■ **Exercise inputs**
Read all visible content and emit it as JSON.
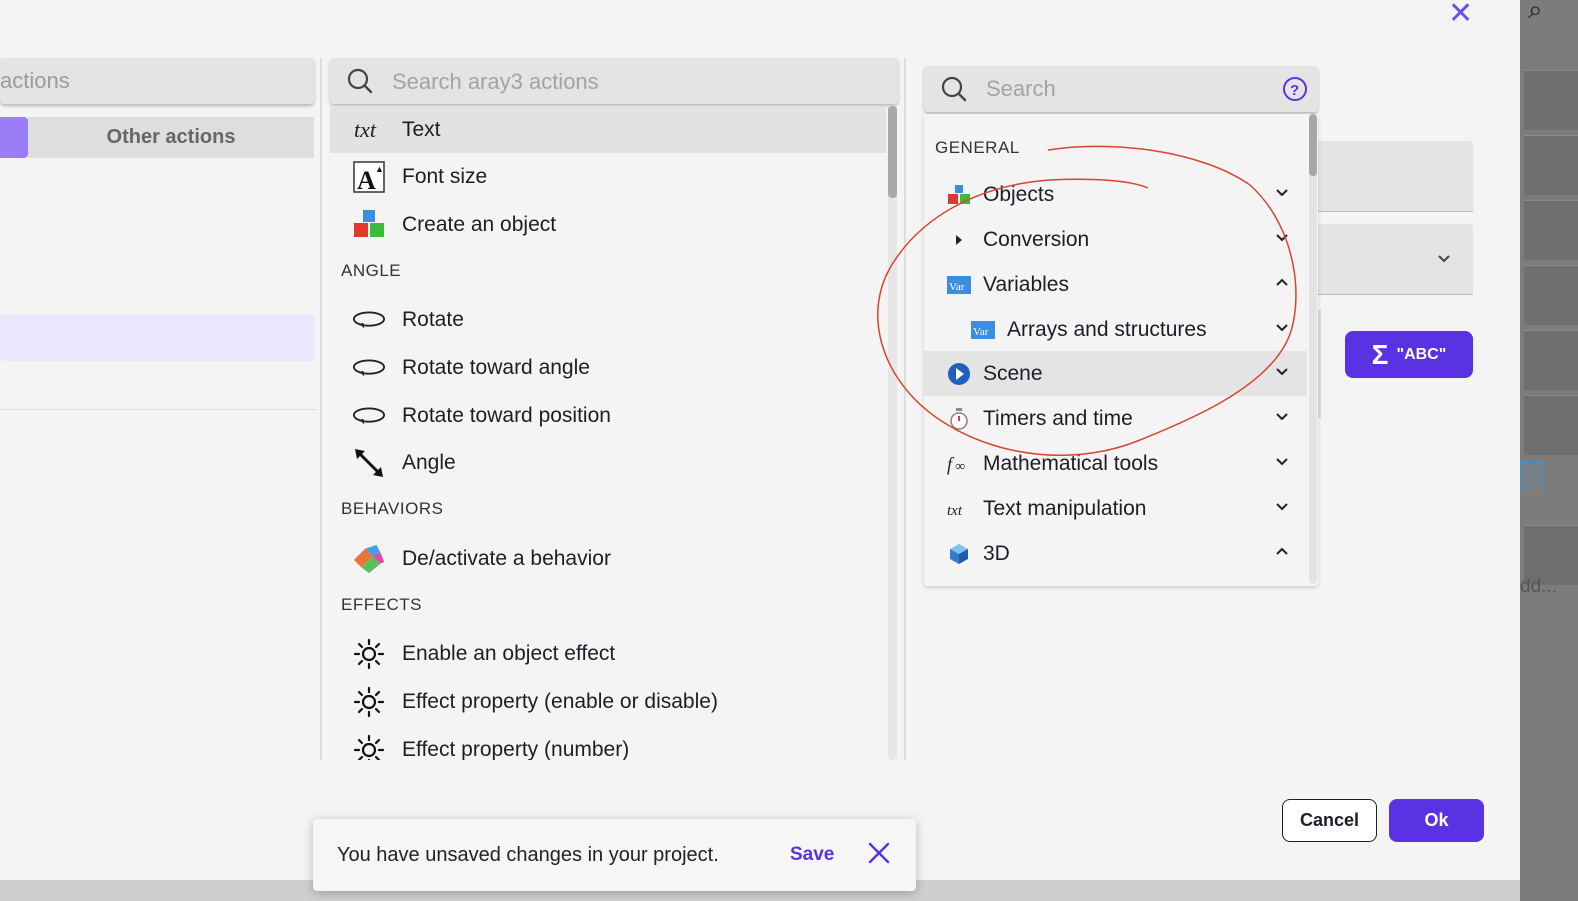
{
  "left_panel": {
    "search_text": "actions",
    "tab_other_label": "Other actions"
  },
  "middle_panel": {
    "search_placeholder": "Search aray3 actions",
    "items": [
      {
        "label": "Text",
        "icon": "txt-icon",
        "selected": true
      },
      {
        "label": "Font size",
        "icon": "font-size-icon"
      },
      {
        "label": "Create an object",
        "icon": "create-object-icon"
      }
    ],
    "sections": [
      {
        "title": "ANGLE",
        "items": [
          {
            "label": "Rotate",
            "icon": "rotate-icon"
          },
          {
            "label": "Rotate toward angle",
            "icon": "rotate-icon"
          },
          {
            "label": "Rotate toward position",
            "icon": "rotate-icon"
          },
          {
            "label": "Angle",
            "icon": "angle-arrow-icon"
          }
        ]
      },
      {
        "title": "BEHAVIORS",
        "items": [
          {
            "label": "De/activate a behavior",
            "icon": "behavior-icon"
          }
        ]
      },
      {
        "title": "EFFECTS",
        "items": [
          {
            "label": "Enable an object effect",
            "icon": "effect-icon"
          },
          {
            "label": "Effect property (enable or disable)",
            "icon": "effect-icon"
          },
          {
            "label": "Effect property (number)",
            "icon": "effect-icon"
          }
        ]
      }
    ]
  },
  "right_popup": {
    "search_placeholder": "Search",
    "section_title": "GENERAL",
    "categories": [
      {
        "label": "Objects",
        "icon": "objects-icon",
        "expanded": false
      },
      {
        "label": "Conversion",
        "icon": "caret-right-icon",
        "expanded": false
      },
      {
        "label": "Variables",
        "icon": "var-icon",
        "expanded": true
      },
      {
        "label": "Arrays and structures",
        "icon": "var-icon",
        "expanded": false,
        "child": true
      },
      {
        "label": "Scene",
        "icon": "scene-play-icon",
        "expanded": false,
        "highlighted": true
      },
      {
        "label": "Timers and time",
        "icon": "timer-icon",
        "expanded": false
      },
      {
        "label": "Mathematical tools",
        "icon": "math-fx-icon",
        "expanded": false
      },
      {
        "label": "Text manipulation",
        "icon": "txt-icon",
        "expanded": false
      },
      {
        "label": "3D",
        "icon": "cube-3d-icon",
        "expanded": true
      }
    ]
  },
  "expression_button": {
    "sigma": "Σ",
    "label": "\"ABC\""
  },
  "footer": {
    "cancel_label": "Cancel",
    "ok_label": "Ok"
  },
  "snackbar": {
    "message": "You have unsaved changes in your project.",
    "save_label": "Save"
  },
  "background": {
    "partial_text": "dd..."
  },
  "colors": {
    "accent": "#5a31e3",
    "accent_light": "#9c7df8",
    "annotation": "#d9442e"
  }
}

■ **Work required**
The data above needs to be retyped exactly, with the images left out.

■ **Answer to this exercise**
Read all visible content and emit it as JSON.
{
  "left_panel": {
    "search_text": "actions",
    "tab_other_label": "Other actions"
  },
  "middle_panel": {
    "search_placeholder": "Search aray3 actions",
    "items": [
      {
        "label": "Text",
        "icon": "txt-icon",
        "selected": true
      },
      {
        "label": "Font size",
        "icon": "font-size-icon"
      },
      {
        "label": "Create an object",
        "icon": "create-object-icon"
      }
    ],
    "sections": [
      {
        "title": "ANGLE",
        "items": [
          {
            "label": "Rotate",
            "icon": "rotate-icon"
          },
          {
            "label": "Rotate toward angle",
            "icon": "rotate-icon"
          },
          {
            "label": "Rotate toward position",
            "icon": "rotate-icon"
          },
          {
            "label": "Angle",
            "icon": "angle-arrow-icon"
          }
        ]
      },
      {
        "title": "BEHAVIORS",
        "items": [
          {
            "label": "De/activate a behavior",
            "icon": "behavior-icon"
          }
        ]
      },
      {
        "title": "EFFECTS",
        "items": [
          {
            "label": "Enable an object effect",
            "icon": "effect-icon"
          },
          {
            "label": "Effect property (enable or disable)",
            "icon": "effect-icon"
          },
          {
            "label": "Effect property (number)",
            "icon": "effect-icon"
          }
        ]
      }
    ]
  },
  "right_popup": {
    "search_placeholder": "Search",
    "section_title": "GENERAL",
    "categories": [
      {
        "label": "Objects",
        "icon": "objects-icon",
        "expanded": false
      },
      {
        "label": "Conversion",
        "icon": "caret-right-icon",
        "expanded": false
      },
      {
        "label": "Variables",
        "icon": "var-icon",
        "expanded": true
      },
      {
        "label": "Arrays and structures",
        "icon": "var-icon",
        "expanded": false,
        "child": true
      },
      {
        "label": "Scene",
        "icon": "scene-play-icon",
        "expanded": false,
        "highlighted": true
      },
      {
        "label": "Timers and time",
        "icon": "timer-icon",
        "expanded": false
      },
      {
        "label": "Mathematical tools",
        "icon": "math-fx-icon",
        "expanded": false
      },
      {
        "label": "Text manipulation",
        "icon": "txt-icon",
        "expanded": false
      },
      {
        "label": "3D",
        "icon": "cube-3d-icon",
        "expanded": true
      }
    ]
  },
  "expression_button": {
    "sigma": "Σ",
    "label": "\"ABC\""
  },
  "footer": {
    "cancel_label": "Cancel",
    "ok_label": "Ok"
  },
  "snackbar": {
    "message": "You have unsaved changes in your project.",
    "save_label": "Save"
  },
  "background": {
    "partial_text": "dd..."
  },
  "colors": {
    "accent": "#5a31e3",
    "accent_light": "#9c7df8",
    "annotation": "#d9442e"
  }
}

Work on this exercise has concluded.